Challenge: From the entries that follow, gather each line holding the word "Visual".
— start —
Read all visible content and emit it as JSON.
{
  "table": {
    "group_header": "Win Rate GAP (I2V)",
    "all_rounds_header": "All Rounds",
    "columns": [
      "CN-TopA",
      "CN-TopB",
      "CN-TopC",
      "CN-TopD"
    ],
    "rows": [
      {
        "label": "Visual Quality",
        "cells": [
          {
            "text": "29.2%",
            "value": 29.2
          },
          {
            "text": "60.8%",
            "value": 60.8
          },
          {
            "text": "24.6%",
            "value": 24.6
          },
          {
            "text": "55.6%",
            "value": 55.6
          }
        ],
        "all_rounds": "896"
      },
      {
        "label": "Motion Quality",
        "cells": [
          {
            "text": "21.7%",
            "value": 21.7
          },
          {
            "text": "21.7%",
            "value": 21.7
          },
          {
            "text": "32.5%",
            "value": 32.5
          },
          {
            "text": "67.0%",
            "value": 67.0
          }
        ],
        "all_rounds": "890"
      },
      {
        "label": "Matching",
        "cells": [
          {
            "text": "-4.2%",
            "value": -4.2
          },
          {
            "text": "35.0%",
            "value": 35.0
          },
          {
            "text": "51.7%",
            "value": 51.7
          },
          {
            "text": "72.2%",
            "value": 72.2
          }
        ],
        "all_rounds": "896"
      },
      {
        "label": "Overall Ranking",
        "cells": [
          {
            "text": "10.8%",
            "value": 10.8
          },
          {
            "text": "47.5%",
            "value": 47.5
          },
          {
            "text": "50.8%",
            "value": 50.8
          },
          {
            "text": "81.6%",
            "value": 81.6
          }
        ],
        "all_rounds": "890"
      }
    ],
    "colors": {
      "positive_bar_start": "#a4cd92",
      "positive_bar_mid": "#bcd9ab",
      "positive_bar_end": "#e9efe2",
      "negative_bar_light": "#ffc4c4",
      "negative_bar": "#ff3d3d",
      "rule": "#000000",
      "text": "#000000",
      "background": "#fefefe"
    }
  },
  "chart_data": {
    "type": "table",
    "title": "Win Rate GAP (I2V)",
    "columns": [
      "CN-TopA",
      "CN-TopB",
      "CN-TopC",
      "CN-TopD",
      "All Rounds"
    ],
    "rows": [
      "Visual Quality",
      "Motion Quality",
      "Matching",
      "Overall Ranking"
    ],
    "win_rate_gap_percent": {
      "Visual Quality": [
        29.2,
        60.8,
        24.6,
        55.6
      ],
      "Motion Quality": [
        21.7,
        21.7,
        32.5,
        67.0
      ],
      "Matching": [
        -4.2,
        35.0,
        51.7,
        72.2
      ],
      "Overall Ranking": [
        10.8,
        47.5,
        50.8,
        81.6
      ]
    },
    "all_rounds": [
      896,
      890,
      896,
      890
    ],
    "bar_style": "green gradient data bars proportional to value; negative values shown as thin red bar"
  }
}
— end —
Answer for this exercise:
        "label": "Visual Quality",
      "Visual Quality",
      "Visual Quality": [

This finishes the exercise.